**** DATASET RECORDS ****
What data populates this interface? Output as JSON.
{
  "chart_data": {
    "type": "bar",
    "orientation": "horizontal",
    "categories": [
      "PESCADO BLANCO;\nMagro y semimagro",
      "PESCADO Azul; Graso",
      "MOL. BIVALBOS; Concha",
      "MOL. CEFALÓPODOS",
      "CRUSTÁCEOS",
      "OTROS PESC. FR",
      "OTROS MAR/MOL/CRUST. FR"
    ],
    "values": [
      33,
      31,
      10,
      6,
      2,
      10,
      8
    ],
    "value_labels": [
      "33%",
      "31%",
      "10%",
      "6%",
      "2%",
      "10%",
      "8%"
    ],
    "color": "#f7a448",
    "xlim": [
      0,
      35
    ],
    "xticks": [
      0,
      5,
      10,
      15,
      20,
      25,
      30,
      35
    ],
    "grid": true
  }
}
****
DO THIS: Above are records; say how many of their lines contain the word "PESCADO", giving only the number.

EXPECTED ANSWER: 2